● Work instructions
Output every entry exactly as written.

### Data rows

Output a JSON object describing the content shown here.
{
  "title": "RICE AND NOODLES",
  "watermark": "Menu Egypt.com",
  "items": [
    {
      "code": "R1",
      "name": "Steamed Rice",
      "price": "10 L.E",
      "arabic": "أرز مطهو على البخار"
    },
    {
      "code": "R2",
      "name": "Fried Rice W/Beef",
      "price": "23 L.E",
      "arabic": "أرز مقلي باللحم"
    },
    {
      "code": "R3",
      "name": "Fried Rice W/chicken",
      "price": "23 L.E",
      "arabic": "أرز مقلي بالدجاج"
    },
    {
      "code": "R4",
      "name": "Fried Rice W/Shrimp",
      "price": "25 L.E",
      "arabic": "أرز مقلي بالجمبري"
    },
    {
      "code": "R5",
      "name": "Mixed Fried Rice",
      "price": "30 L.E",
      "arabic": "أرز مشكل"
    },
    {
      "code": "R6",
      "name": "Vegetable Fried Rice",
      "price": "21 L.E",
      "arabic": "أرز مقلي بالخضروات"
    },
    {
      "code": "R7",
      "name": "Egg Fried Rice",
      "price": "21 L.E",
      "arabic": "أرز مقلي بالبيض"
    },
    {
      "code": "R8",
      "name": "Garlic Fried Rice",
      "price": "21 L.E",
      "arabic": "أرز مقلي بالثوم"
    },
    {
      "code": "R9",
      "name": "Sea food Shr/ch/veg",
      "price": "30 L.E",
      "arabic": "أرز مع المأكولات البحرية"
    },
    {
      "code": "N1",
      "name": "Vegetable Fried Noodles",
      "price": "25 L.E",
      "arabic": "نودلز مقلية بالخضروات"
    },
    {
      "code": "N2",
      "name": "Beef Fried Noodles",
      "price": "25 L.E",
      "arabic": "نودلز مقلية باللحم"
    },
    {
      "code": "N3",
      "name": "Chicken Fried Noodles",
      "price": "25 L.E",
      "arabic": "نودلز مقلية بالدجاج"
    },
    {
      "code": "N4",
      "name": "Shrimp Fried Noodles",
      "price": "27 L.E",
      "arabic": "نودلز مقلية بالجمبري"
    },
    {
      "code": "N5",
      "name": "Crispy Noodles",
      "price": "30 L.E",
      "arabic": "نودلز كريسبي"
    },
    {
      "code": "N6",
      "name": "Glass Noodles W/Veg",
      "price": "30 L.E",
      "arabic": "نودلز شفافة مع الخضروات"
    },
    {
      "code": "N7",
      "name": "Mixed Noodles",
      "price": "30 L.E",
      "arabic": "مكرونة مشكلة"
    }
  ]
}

######

● Solution to this exercise
Output a JSON object describing the content shown here.
{
  "title": "RICE AND NOODLES",
  "watermark": "Menu Egypt.com",
  "items": [
    {
      "code": "R1",
      "name": "Steamed Rice",
      "price": "10 L.E",
      "arabic": "أرز مطهو على البخار"
    },
    {
      "code": "R2",
      "name": "Fried Rice W/Beef",
      "price": "23 L.E",
      "arabic": "أرز مقلي باللحم"
    },
    {
      "code": "R3",
      "name": "Fried Rice W/chicken",
      "price": "23 L.E",
      "arabic": "أرز مقلي بالدجاج"
    },
    {
      "code": "R4",
      "name": "Fried Rice W/Shrimp",
      "price": "25 L.E",
      "arabic": "أرز مقلي بالجمبري"
    },
    {
      "code": "R5",
      "name": "Mixed Fried Rice",
      "price": "30 L.E",
      "arabic": "أرز مشكل"
    },
    {
      "code": "R6",
      "name": "Vegetable Fried Rice",
      "price": "21 L.E",
      "arabic": "أرز مقلي بالخضروات"
    },
    {
      "code": "R7",
      "name": "Egg Fried Rice",
      "price": "21 L.E",
      "arabic": "أرز مقلي بالبيض"
    },
    {
      "code": "R8",
      "name": "Garlic Fried Rice",
      "price": "21 L.E",
      "arabic": "أرز مقلي بالثوم"
    },
    {
      "code": "R9",
      "name": "Sea food Shr/ch/veg",
      "price": "30 L.E",
      "arabic": "أرز مع المأكولات البحرية"
    },
    {
      "code": "N1",
      "name": "Vegetable Fried Noodles",
      "price": "25 L.E",
      "arabic": "نودلز مقلية بالخضروات"
    },
    {
      "code": "N2",
      "name": "Beef Fried Noodles",
      "price": "25 L.E",
      "arabic": "نودلز مقلية باللحم"
    },
    {
      "code": "N3",
      "name": "Chicken Fried Noodles",
      "price": "25 L.E",
      "arabic": "نودلز مقلية بالدجاج"
    },
    {
      "code": "N4",
      "name": "Shrimp Fried Noodles",
      "price": "27 L.E",
      "arabic": "نودلز مقلية بالجمبري"
    },
    {
      "code": "N5",
      "name": "Crispy Noodles",
      "price": "30 L.E",
      "arabic": "نودلز كريسبي"
    },
    {
      "code": "N6",
      "name": "Glass Noodles W/Veg",
      "price": "30 L.E",
      "arabic": "نودلز شفافة مع الخضروات"
    },
    {
      "code": "N7",
      "name": "Mixed Noodles",
      "price": "30 L.E",
      "arabic": "مكرونة مشكلة"
    }
  ]
}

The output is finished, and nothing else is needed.